--- REQUIRED WORK ---
Write out each line in which the string "JSON" is present.

== DATA FOR PROCESSING

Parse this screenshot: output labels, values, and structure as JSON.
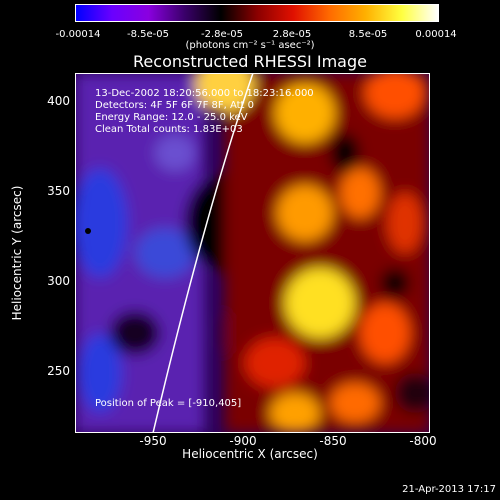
{
  "colorbar": {
    "ticks": [
      "-0.00014",
      "-8.5e-05",
      "-2.8e-05",
      "2.8e-05",
      "8.5e-05",
      "0.00014"
    ],
    "units": "(photons cm⁻² s⁻¹ asec⁻²)",
    "stops": [
      "#0000ff",
      "#6a00ff",
      "#8a00e0",
      "#3a006a",
      "#000000",
      "#8a0000",
      "#e01000",
      "#ff6a00",
      "#ffb000",
      "#ffff40",
      "#ffffff"
    ]
  },
  "title": "Reconstructed RHESSI Image",
  "annotations": {
    "time": "13-Dec-2002 18:20:56.000 to 18:23:16.000",
    "detectors": "Detectors: 4F 5F 6F 7F 8F, Att 0",
    "energy": "Energy Range: 12.0 - 25.0 keV",
    "clean": "Clean     Total counts: 1.83E+03",
    "peak": "Position of Peak = [-910,405]"
  },
  "axes": {
    "xlabel": "Heliocentric X (arcsec)",
    "ylabel": "Heliocentric Y (arcsec)",
    "xticks": [
      "-950",
      "-900",
      "-850",
      "-800"
    ],
    "yticks": [
      "400",
      "350",
      "300",
      "250"
    ]
  },
  "footer": {
    "date": "21-Apr-2013 17:17"
  }
}
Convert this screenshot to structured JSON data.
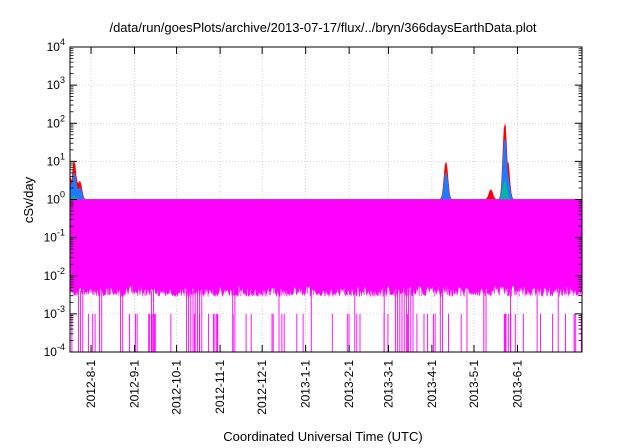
{
  "chart_data": {
    "type": "line",
    "title": "/data/run/goesPlots/archive/2013-07-17/flux/../bryn/366daysEarthData.plot",
    "xlabel": "Coordinated Universal Time (UTC)",
    "ylabel": "cSv/day",
    "yscale": "log",
    "ylim": [
      0.0001,
      10000
    ],
    "xlim": [
      "2012-07-17",
      "2013-07-17"
    ],
    "grid": true,
    "legend": "none",
    "y_ticks": [
      {
        "value": 0.0001,
        "base": "10",
        "exp": "-4"
      },
      {
        "value": 0.001,
        "base": "10",
        "exp": "-3"
      },
      {
        "value": 0.01,
        "base": "10",
        "exp": "-2"
      },
      {
        "value": 0.1,
        "base": "10",
        "exp": "-1"
      },
      {
        "value": 1,
        "base": "10",
        "exp": "0"
      },
      {
        "value": 10,
        "base": "10",
        "exp": "1"
      },
      {
        "value": 100,
        "base": "10",
        "exp": "2"
      },
      {
        "value": 1000,
        "base": "10",
        "exp": "3"
      },
      {
        "value": 10000,
        "base": "10",
        "exp": "4"
      }
    ],
    "x_ticks": [
      {
        "date": "2012-08-01",
        "label": "2012-8-1"
      },
      {
        "date": "2012-09-01",
        "label": "2012-9-1"
      },
      {
        "date": "2012-10-01",
        "label": "2012-10-1"
      },
      {
        "date": "2012-11-01",
        "label": "2012-11-1"
      },
      {
        "date": "2012-12-01",
        "label": "2012-12-1"
      },
      {
        "date": "2013-01-01",
        "label": "2013-1-1"
      },
      {
        "date": "2013-02-01",
        "label": "2013-2-1"
      },
      {
        "date": "2013-03-01",
        "label": "2013-3-1"
      },
      {
        "date": "2013-04-01",
        "label": "2013-4-1"
      },
      {
        "date": "2013-05-01",
        "label": "2013-5-1"
      },
      {
        "date": "2013-06-01",
        "label": "2013-6-1"
      }
    ],
    "series": [
      {
        "color": "#ff0000",
        "baseline": 0.075,
        "points": [
          [
            "2012-07-17",
            4
          ],
          [
            "2012-07-20",
            10
          ],
          [
            "2012-07-22",
            3
          ],
          [
            "2012-07-24",
            3
          ],
          [
            "2012-07-26",
            0.5
          ],
          [
            "2012-08-05",
            0.3
          ],
          [
            "2012-08-08",
            0.15
          ],
          [
            "2012-08-19",
            0.15
          ],
          [
            "2012-09-01",
            0.55
          ],
          [
            "2012-09-05",
            0.2
          ],
          [
            "2012-09-10",
            0.15
          ],
          [
            "2012-09-18",
            0.12
          ],
          [
            "2012-09-30",
            1.0
          ],
          [
            "2012-10-02",
            0.3
          ],
          [
            "2012-10-08",
            0.12
          ],
          [
            "2012-10-13",
            0.12
          ],
          [
            "2012-11-01",
            0.2
          ],
          [
            "2012-11-24",
            0.12
          ],
          [
            "2012-12-01",
            0.15
          ],
          [
            "2012-12-15",
            0.12
          ],
          [
            "2013-01-11",
            0.12
          ],
          [
            "2013-01-19",
            0.12
          ],
          [
            "2013-02-15",
            0.12
          ],
          [
            "2013-03-05",
            0.12
          ],
          [
            "2013-03-17",
            0.12
          ],
          [
            "2013-03-22",
            0.4
          ],
          [
            "2013-04-06",
            0.12
          ],
          [
            "2013-04-11",
            9.5
          ],
          [
            "2013-04-13",
            0.7
          ],
          [
            "2013-04-16",
            0.15
          ],
          [
            "2013-04-21",
            0.3
          ],
          [
            "2013-04-24",
            0.3
          ],
          [
            "2013-05-04",
            0.2
          ],
          [
            "2013-05-13",
            1.8
          ],
          [
            "2013-05-15",
            0.6
          ],
          [
            "2013-05-20",
            0.3
          ],
          [
            "2013-05-23",
            100
          ],
          [
            "2013-05-25",
            10
          ],
          [
            "2013-05-28",
            0.15
          ],
          [
            "2013-06-02",
            0.12
          ],
          [
            "2013-06-23",
            0.5
          ],
          [
            "2013-06-26",
            0.15
          ]
        ]
      },
      {
        "color": "#1e7bff",
        "baseline": 0.055,
        "points": [
          [
            "2012-07-17",
            3
          ],
          [
            "2012-07-20",
            5
          ],
          [
            "2012-07-22",
            2
          ],
          [
            "2012-07-24",
            2
          ],
          [
            "2012-07-26",
            0.3
          ],
          [
            "2012-08-05",
            0.2
          ],
          [
            "2012-09-01",
            0.35
          ],
          [
            "2012-09-05",
            0.12
          ],
          [
            "2012-09-30",
            0.5
          ],
          [
            "2012-10-02",
            0.2
          ],
          [
            "2012-11-01",
            0.12
          ],
          [
            "2013-03-22",
            0.2
          ],
          [
            "2013-04-11",
            5
          ],
          [
            "2013-04-13",
            0.4
          ],
          [
            "2013-04-21",
            0.2
          ],
          [
            "2013-04-24",
            0.2
          ],
          [
            "2013-05-13",
            1.0
          ],
          [
            "2013-05-15",
            0.35
          ],
          [
            "2013-05-20",
            0.2
          ],
          [
            "2013-05-23",
            40
          ],
          [
            "2013-05-25",
            4
          ],
          [
            "2013-06-23",
            0.3
          ]
        ]
      },
      {
        "color": "#00b8a0",
        "baseline": 0.045,
        "points": [
          [
            "2012-07-20",
            1.2
          ],
          [
            "2012-07-22",
            0.6
          ],
          [
            "2012-09-01",
            0.15
          ],
          [
            "2012-09-30",
            0.2
          ],
          [
            "2013-04-11",
            0.8
          ],
          [
            "2013-05-13",
            0.35
          ],
          [
            "2013-05-23",
            3
          ],
          [
            "2013-05-25",
            0.6
          ],
          [
            "2013-06-23",
            0.12
          ]
        ]
      },
      {
        "color": "#ff00ff",
        "baseline": 0.03,
        "band": [
          0.004,
          0.03
        ],
        "points": [
          [
            "2012-07-20",
            0.05
          ],
          [
            "2013-04-11",
            0.06
          ],
          [
            "2013-05-23",
            0.08
          ]
        ],
        "dropouts": [
          [
            "2012-07-23",
            "2012-07-27"
          ],
          [
            "2012-08-07",
            "2012-08-09"
          ],
          [
            "2012-08-22",
            "2012-08-24"
          ],
          [
            "2012-09-13",
            "2012-09-15"
          ],
          [
            "2012-10-08",
            "2012-10-19"
          ],
          [
            "2012-11-10",
            "2012-11-12"
          ],
          [
            "2012-12-13",
            "2012-12-14"
          ],
          [
            "2013-01-05",
            "2013-01-06"
          ],
          [
            "2013-02-05",
            "2013-02-06"
          ],
          [
            "2013-02-26",
            "2013-02-27"
          ],
          [
            "2013-03-06",
            "2013-03-20"
          ],
          [
            "2013-04-07",
            "2013-04-09"
          ],
          [
            "2013-04-26",
            "2013-04-27"
          ],
          [
            "2013-05-08",
            "2013-05-10"
          ],
          [
            "2013-05-27",
            "2013-05-28"
          ],
          [
            "2013-06-15",
            "2013-06-16"
          ],
          [
            "2013-06-30",
            "2013-07-01"
          ]
        ]
      }
    ]
  }
}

====

--- WRITTEN SOLUTION ---
Parse this screenshot: output labels, values, and structure as JSON.
Convert this screenshot to structured JSON data.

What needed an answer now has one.